Collect from the data below each line with "жилищной".

##### Task input

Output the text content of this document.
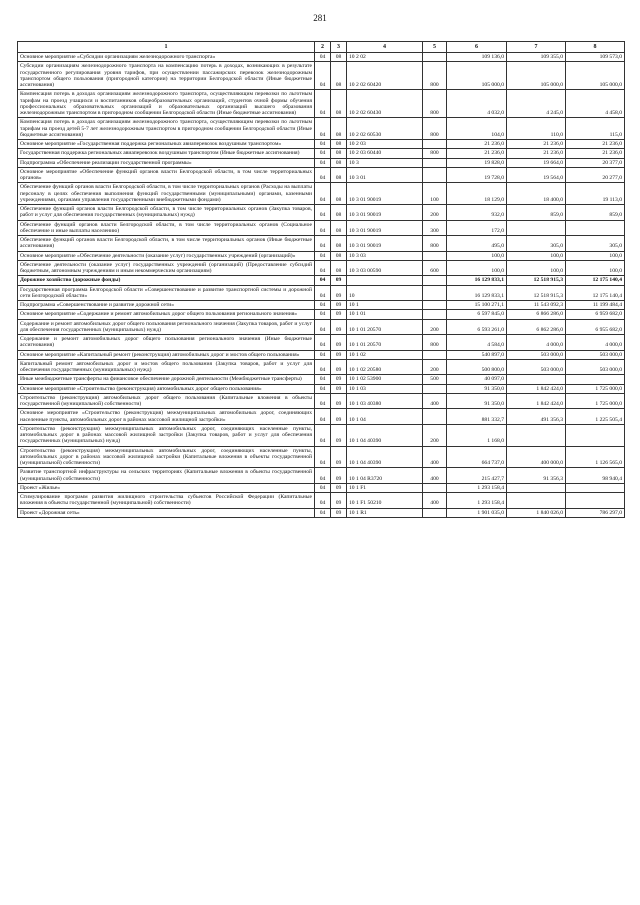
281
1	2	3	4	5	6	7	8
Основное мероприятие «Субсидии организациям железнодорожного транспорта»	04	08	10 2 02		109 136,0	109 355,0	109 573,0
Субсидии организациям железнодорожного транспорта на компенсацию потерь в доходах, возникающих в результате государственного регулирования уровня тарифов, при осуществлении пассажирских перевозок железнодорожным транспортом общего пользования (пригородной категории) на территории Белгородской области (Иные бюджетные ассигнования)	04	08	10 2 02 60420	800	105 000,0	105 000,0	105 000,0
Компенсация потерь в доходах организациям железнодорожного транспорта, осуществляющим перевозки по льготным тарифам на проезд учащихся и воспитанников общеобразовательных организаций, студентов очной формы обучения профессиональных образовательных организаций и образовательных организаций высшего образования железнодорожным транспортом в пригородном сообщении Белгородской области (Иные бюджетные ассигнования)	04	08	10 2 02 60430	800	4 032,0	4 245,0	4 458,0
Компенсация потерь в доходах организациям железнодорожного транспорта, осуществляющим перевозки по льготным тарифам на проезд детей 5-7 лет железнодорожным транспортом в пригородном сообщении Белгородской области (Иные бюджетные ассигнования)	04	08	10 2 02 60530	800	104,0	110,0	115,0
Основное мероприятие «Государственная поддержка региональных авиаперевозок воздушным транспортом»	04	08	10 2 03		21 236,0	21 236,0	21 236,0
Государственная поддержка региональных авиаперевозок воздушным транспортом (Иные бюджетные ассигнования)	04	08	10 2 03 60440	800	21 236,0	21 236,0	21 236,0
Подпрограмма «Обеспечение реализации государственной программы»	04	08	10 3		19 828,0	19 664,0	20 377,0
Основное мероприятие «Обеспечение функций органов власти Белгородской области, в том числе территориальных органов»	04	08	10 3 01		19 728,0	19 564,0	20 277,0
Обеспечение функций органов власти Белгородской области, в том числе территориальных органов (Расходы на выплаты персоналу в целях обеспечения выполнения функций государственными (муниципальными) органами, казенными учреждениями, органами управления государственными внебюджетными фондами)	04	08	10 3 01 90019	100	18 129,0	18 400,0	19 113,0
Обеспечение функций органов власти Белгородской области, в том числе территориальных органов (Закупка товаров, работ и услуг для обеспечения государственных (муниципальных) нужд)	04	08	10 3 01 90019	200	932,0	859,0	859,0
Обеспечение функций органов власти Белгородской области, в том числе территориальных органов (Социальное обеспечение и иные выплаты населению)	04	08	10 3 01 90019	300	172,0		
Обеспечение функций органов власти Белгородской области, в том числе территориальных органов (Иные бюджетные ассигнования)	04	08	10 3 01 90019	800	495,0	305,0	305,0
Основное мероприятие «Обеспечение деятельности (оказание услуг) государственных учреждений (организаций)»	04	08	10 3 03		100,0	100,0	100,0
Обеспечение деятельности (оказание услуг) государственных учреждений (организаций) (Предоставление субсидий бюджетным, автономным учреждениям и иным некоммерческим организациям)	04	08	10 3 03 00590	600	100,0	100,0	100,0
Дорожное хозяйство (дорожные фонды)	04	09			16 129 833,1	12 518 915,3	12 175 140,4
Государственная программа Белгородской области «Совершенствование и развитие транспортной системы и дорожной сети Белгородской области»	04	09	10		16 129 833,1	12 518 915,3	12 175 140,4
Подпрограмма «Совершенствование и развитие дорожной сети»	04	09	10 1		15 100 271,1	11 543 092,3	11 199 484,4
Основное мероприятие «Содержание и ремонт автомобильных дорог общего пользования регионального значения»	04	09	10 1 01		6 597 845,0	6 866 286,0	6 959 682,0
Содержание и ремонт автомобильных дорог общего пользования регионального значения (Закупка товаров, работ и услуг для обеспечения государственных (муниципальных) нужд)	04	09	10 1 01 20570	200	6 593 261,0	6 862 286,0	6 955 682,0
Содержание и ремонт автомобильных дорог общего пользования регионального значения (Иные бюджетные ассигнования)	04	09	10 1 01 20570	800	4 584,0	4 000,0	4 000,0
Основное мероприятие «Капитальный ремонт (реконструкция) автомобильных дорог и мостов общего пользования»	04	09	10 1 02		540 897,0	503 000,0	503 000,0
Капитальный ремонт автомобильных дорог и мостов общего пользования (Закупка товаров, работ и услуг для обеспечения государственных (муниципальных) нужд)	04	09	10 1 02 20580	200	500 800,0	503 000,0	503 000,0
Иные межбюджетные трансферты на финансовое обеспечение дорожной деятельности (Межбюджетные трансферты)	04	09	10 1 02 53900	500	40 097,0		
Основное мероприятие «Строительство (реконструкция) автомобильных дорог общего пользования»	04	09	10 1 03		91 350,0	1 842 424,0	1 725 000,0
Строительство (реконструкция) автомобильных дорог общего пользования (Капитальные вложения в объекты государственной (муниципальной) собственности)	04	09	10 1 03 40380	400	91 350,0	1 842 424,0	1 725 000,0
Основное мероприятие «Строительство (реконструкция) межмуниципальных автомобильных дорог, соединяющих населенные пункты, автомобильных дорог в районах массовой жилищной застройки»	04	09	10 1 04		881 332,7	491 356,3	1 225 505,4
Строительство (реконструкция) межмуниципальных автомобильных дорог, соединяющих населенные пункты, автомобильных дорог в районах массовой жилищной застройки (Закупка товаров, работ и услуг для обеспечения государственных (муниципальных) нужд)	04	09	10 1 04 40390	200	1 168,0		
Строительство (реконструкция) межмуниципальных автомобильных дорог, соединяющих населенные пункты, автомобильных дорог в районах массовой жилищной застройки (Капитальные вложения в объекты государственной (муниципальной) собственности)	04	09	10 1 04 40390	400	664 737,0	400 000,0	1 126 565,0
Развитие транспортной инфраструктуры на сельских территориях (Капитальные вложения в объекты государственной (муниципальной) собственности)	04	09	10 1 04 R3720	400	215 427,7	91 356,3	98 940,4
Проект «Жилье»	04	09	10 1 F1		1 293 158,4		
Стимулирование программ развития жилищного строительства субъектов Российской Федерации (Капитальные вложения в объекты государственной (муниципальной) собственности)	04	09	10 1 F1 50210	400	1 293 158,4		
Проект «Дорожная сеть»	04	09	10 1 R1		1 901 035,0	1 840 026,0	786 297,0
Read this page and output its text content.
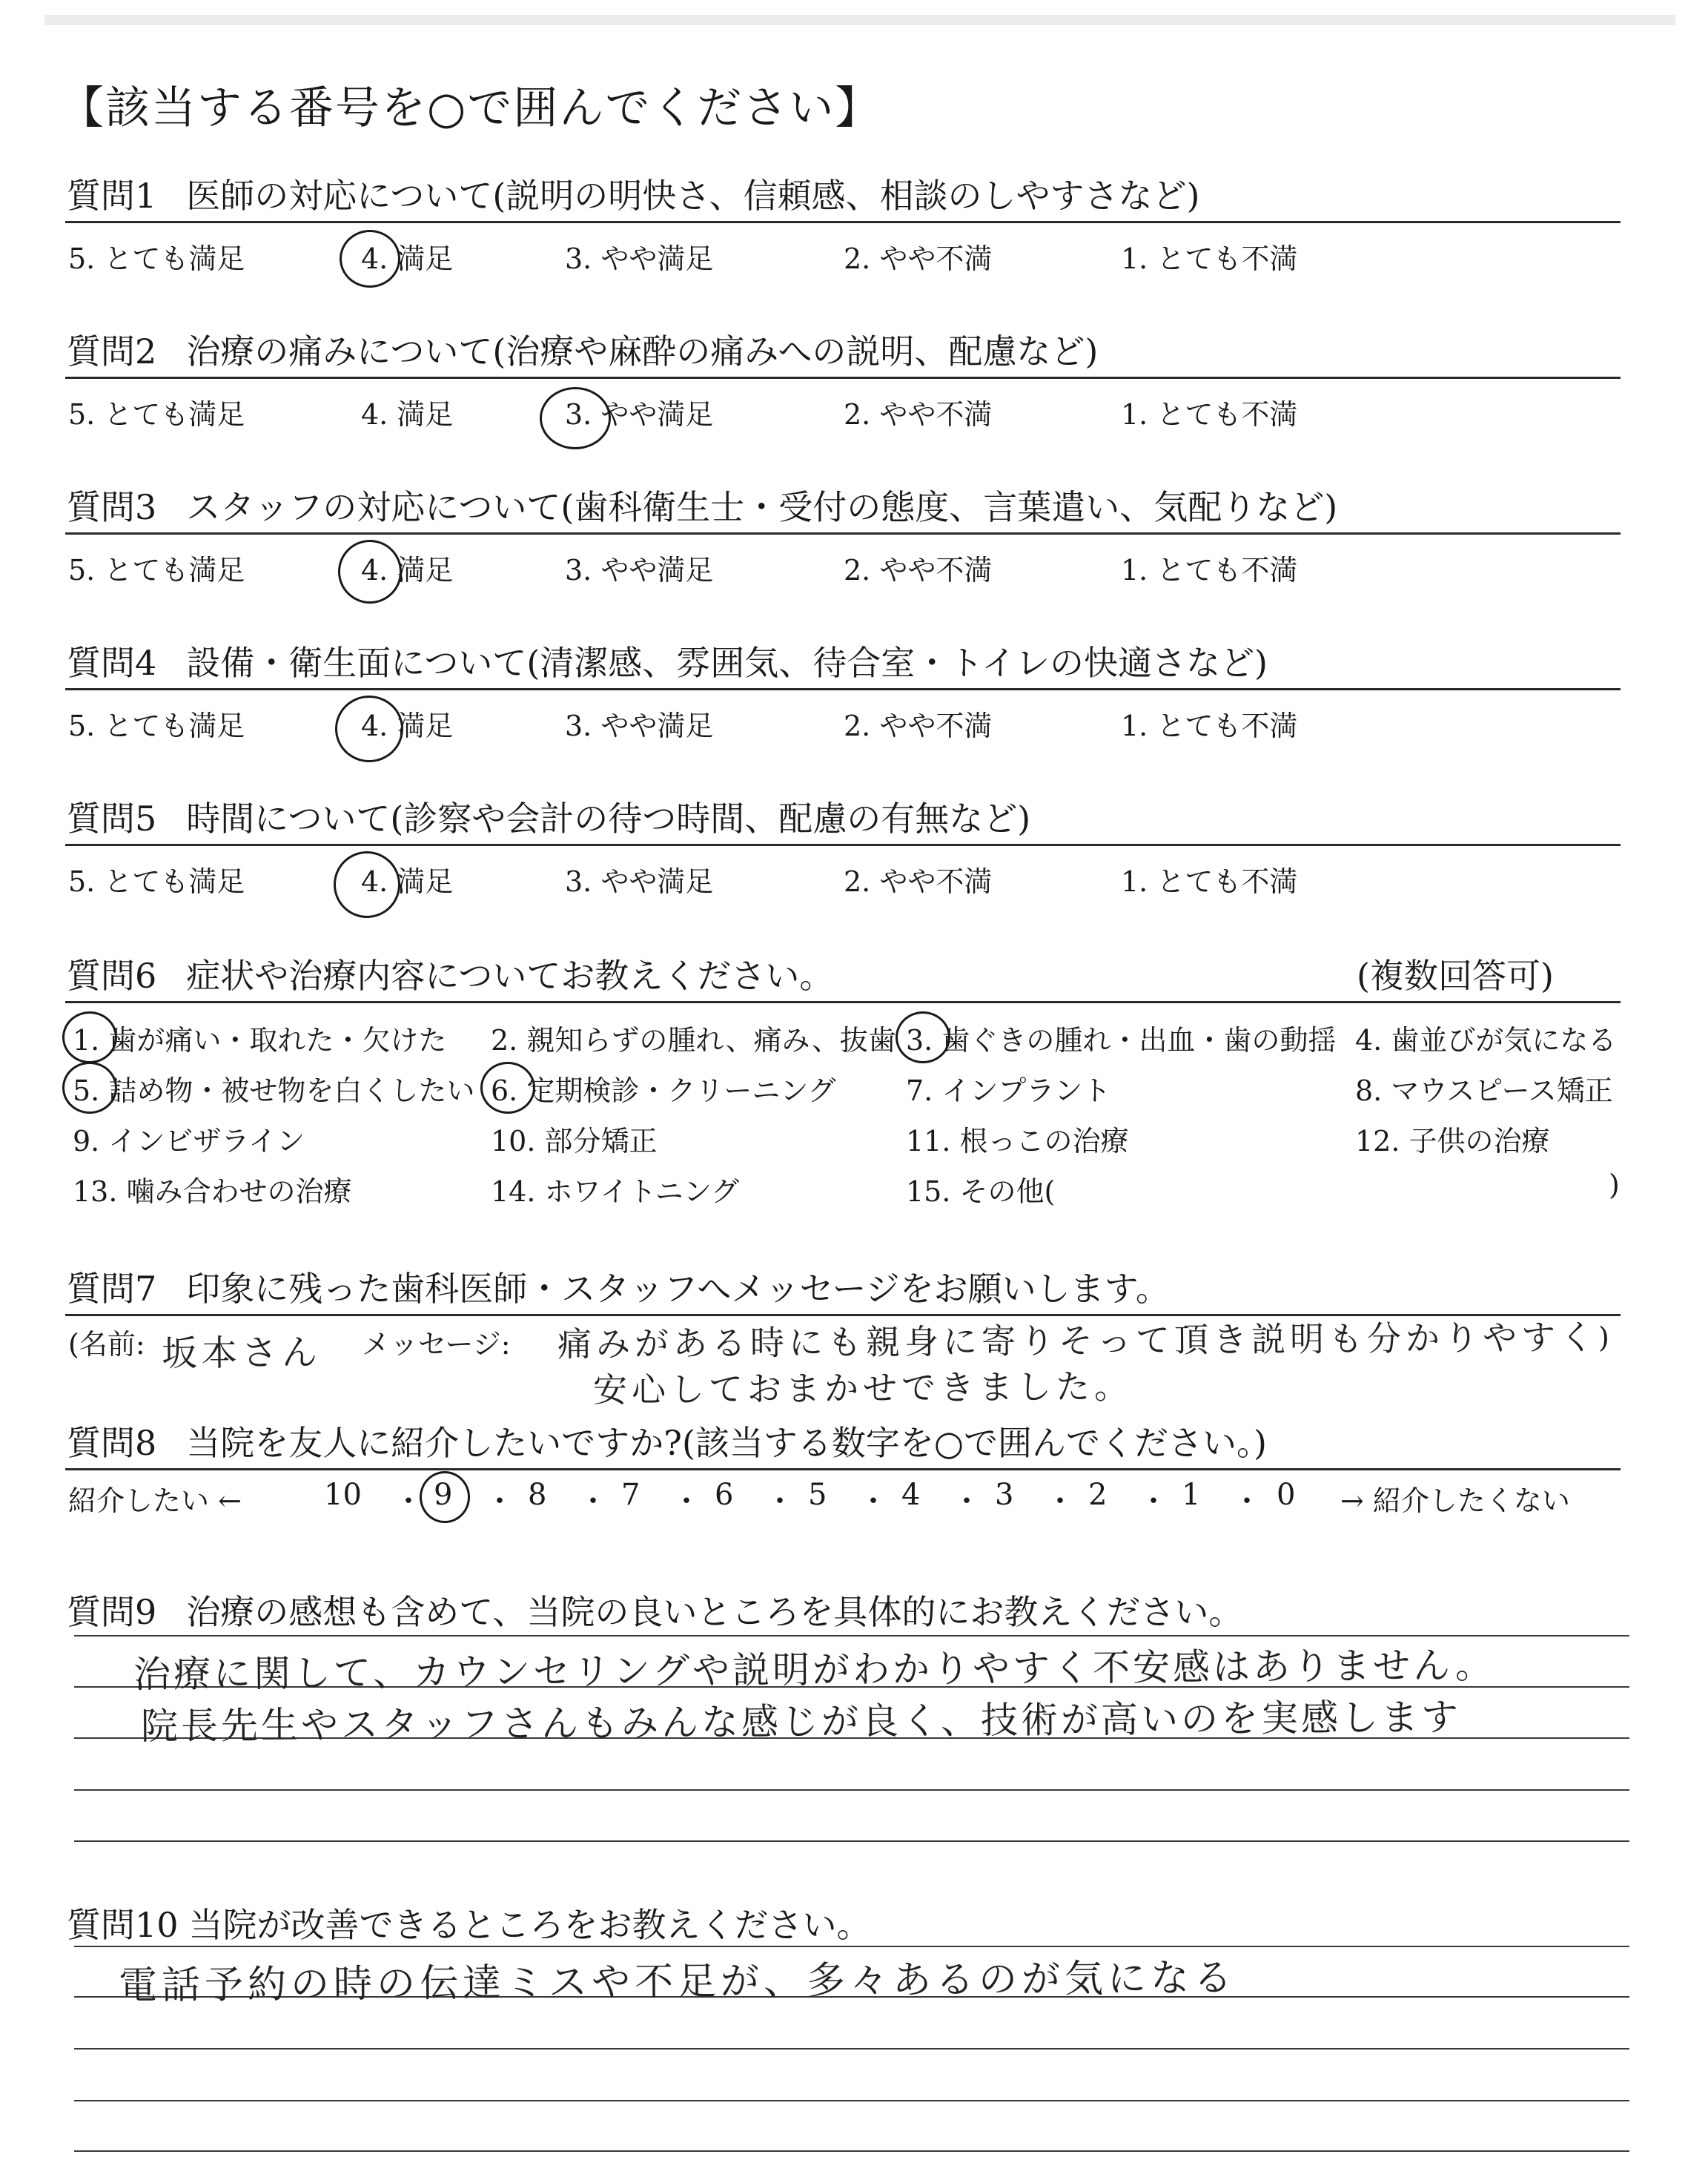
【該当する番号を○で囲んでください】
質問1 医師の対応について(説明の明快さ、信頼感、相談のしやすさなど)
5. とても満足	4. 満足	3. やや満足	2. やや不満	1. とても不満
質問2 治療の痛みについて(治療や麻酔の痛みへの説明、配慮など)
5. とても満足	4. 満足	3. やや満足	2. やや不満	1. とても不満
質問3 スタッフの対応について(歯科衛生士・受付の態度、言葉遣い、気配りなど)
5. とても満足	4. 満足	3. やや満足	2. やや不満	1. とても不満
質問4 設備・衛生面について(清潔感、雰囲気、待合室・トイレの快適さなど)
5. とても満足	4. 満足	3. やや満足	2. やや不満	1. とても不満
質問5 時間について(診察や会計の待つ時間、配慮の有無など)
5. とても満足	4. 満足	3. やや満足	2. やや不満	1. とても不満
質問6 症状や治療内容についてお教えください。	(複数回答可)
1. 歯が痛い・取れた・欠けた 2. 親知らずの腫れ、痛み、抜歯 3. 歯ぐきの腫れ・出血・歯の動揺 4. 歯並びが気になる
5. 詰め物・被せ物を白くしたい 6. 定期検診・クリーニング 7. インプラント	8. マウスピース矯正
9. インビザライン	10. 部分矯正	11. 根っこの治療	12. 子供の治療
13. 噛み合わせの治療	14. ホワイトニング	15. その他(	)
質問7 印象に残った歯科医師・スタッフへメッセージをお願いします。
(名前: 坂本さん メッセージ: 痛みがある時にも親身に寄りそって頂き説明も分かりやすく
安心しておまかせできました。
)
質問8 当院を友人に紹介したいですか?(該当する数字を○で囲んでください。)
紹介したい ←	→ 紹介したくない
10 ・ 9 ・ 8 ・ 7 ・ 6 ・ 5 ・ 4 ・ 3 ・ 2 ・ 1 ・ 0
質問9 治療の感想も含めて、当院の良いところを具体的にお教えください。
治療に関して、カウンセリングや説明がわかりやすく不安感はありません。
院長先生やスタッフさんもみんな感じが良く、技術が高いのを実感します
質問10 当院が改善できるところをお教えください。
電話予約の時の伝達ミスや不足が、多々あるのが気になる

##########

**The reply**
Основное мероприятие «Строительство (реконструкция) межмуниципальных автомобильных дорог, соединяющих населенные пункты, автомобильных дорог в районах массовой жилищной застройки»	04	09	10 1 04		881 332,7	491 356,3	1 225 505,4
Строительство (реконструкция) межмуниципальных автомобильных дорог, соединяющих населенные пункты, автомобильных дорог в районах массовой жилищной застройки (Закупка товаров, работ и услуг для обеспечения государственных (муниципальных) нужд)	04	09	10 1 04 40390	200	1 168,0		
Строительство (реконструкция) межмуниципальных автомобильных дорог, соединяющих населенные пункты, автомобильных дорог в районах массовой жилищной застройки (Капитальные вложения в объекты государственной (муниципальной) собственности)	04	09	10 1 04 40390	400	664 737,0	400 000,0	1 126 565,0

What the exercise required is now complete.